** Start of DATA RECORDS **

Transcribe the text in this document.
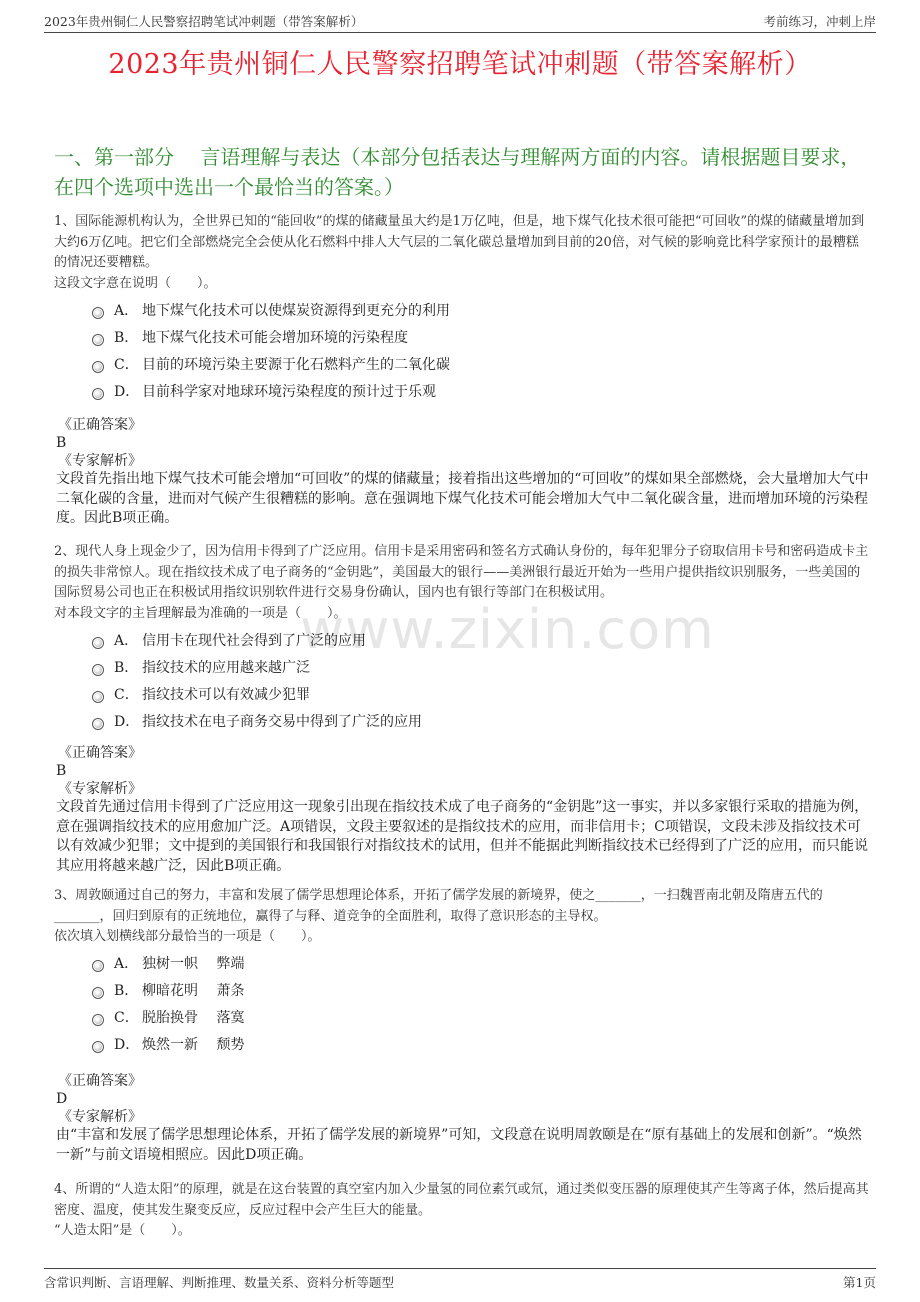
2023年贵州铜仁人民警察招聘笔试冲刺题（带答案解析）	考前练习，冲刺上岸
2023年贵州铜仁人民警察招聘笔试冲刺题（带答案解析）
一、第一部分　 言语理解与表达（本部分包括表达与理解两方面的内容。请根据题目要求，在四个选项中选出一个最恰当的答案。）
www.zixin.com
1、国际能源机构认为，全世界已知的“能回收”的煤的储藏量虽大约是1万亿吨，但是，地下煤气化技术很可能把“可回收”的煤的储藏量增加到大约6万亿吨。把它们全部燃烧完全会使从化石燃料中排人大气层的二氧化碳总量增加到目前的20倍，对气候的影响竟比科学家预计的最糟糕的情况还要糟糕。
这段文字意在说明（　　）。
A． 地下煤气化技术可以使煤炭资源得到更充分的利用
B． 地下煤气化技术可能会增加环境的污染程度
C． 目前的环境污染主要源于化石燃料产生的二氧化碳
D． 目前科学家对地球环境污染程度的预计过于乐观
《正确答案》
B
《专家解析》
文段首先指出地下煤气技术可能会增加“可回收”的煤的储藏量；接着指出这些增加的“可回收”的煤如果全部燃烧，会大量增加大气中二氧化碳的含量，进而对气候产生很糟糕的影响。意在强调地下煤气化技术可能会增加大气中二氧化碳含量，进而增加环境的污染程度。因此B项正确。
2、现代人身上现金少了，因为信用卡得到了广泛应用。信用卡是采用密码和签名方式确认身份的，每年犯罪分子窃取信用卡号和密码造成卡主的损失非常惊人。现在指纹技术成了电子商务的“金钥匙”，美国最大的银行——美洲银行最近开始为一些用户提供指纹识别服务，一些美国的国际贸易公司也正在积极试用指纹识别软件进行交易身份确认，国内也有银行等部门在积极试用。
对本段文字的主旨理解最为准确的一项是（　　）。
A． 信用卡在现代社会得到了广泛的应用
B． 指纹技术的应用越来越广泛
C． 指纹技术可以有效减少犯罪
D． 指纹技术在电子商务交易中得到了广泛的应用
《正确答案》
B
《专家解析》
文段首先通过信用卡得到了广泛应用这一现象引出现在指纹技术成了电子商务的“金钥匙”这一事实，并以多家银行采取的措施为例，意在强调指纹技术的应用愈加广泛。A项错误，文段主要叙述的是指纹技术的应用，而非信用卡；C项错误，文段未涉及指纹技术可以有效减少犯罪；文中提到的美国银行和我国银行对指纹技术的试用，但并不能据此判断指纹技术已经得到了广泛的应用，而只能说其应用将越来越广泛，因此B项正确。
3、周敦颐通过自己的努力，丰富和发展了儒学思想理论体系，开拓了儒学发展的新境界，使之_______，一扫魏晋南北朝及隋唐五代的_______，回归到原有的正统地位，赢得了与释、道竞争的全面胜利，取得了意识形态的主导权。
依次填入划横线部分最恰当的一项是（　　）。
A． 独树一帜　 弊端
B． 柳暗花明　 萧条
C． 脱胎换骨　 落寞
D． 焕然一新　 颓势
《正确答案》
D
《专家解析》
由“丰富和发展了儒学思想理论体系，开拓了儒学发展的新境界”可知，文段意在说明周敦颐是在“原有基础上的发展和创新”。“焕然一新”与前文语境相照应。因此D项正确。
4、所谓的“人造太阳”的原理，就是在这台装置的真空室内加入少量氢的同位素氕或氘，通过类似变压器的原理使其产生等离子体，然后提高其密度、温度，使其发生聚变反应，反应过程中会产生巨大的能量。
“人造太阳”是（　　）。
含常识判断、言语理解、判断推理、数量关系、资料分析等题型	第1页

** End of DATA RECORDS **

INSTRUCTIONS TO FOLLOW
Above are records with pictures; repeat the records exactly and leave the pictures out.

SOLUTION
Transcribe the text in this document.
2023年贵州铜仁人民警察招聘笔试冲刺题（带答案解析）	考前练习，冲刺上岸
2023年贵州铜仁人民警察招聘笔试冲刺题（带答案解析）
一、第一部分　 言语理解与表达（本部分包括表达与理解两方面的内容。请根据题目要求，在四个选项中选出一个最恰当的答案。）
www.zixin.com
1、国际能源机构认为，全世界已知的“能回收”的煤的储藏量虽大约是1万亿吨，但是，地下煤气化技术很可能把“可回收”的煤的储藏量增加到大约6万亿吨。把它们全部燃烧完全会使从化石燃料中排人大气层的二氧化碳总量增加到目前的20倍，对气候的影响竟比科学家预计的最糟糕的情况还要糟糕。
这段文字意在说明（　　）。
A． 地下煤气化技术可以使煤炭资源得到更充分的利用
B． 地下煤气化技术可能会增加环境的污染程度
C． 目前的环境污染主要源于化石燃料产生的二氧化碳
D． 目前科学家对地球环境污染程度的预计过于乐观
《正确答案》
B
《专家解析》
文段首先指出地下煤气技术可能会增加“可回收”的煤的储藏量；接着指出这些增加的“可回收”的煤如果全部燃烧，会大量增加大气中二氧化碳的含量，进而对气候产生很糟糕的影响。意在强调地下煤气化技术可能会增加大气中二氧化碳含量，进而增加环境的污染程度。因此B项正确。
2、现代人身上现金少了，因为信用卡得到了广泛应用。信用卡是采用密码和签名方式确认身份的，每年犯罪分子窃取信用卡号和密码造成卡主的损失非常惊人。现在指纹技术成了电子商务的“金钥匙”，美国最大的银行——美洲银行最近开始为一些用户提供指纹识别服务，一些美国的国际贸易公司也正在积极试用指纹识别软件进行交易身份确认，国内也有银行等部门在积极试用。
对本段文字的主旨理解最为准确的一项是（　　）。
A． 信用卡在现代社会得到了广泛的应用
B． 指纹技术的应用越来越广泛
C． 指纹技术可以有效减少犯罪
D． 指纹技术在电子商务交易中得到了广泛的应用
《正确答案》
B
《专家解析》
文段首先通过信用卡得到了广泛应用这一现象引出现在指纹技术成了电子商务的“金钥匙”这一事实，并以多家银行采取的措施为例，意在强调指纹技术的应用愈加广泛。A项错误，文段主要叙述的是指纹技术的应用，而非信用卡；C项错误，文段未涉及指纹技术可以有效减少犯罪；文中提到的美国银行和我国银行对指纹技术的试用，但并不能据此判断指纹技术已经得到了广泛的应用，而只能说其应用将越来越广泛，因此B项正确。
3、周敦颐通过自己的努力，丰富和发展了儒学思想理论体系，开拓了儒学发展的新境界，使之_______，一扫魏晋南北朝及隋唐五代的_______，回归到原有的正统地位，赢得了与释、道竞争的全面胜利，取得了意识形态的主导权。
依次填入划横线部分最恰当的一项是（　　）。
A． 独树一帜　 弊端
B． 柳暗花明　 萧条
C． 脱胎换骨　 落寞
D． 焕然一新　 颓势
《正确答案》
D
《专家解析》
由“丰富和发展了儒学思想理论体系，开拓了儒学发展的新境界”可知，文段意在说明周敦颐是在“原有基础上的发展和创新”。“焕然一新”与前文语境相照应。因此D项正确。
4、所谓的“人造太阳”的原理，就是在这台装置的真空室内加入少量氢的同位素氕或氘，通过类似变压器的原理使其产生等离子体，然后提高其密度、温度，使其发生聚变反应，反应过程中会产生巨大的能量。
“人造太阳”是（　　）。
含常识判断、言语理解、判断推理、数量关系、资料分析等题型	第1页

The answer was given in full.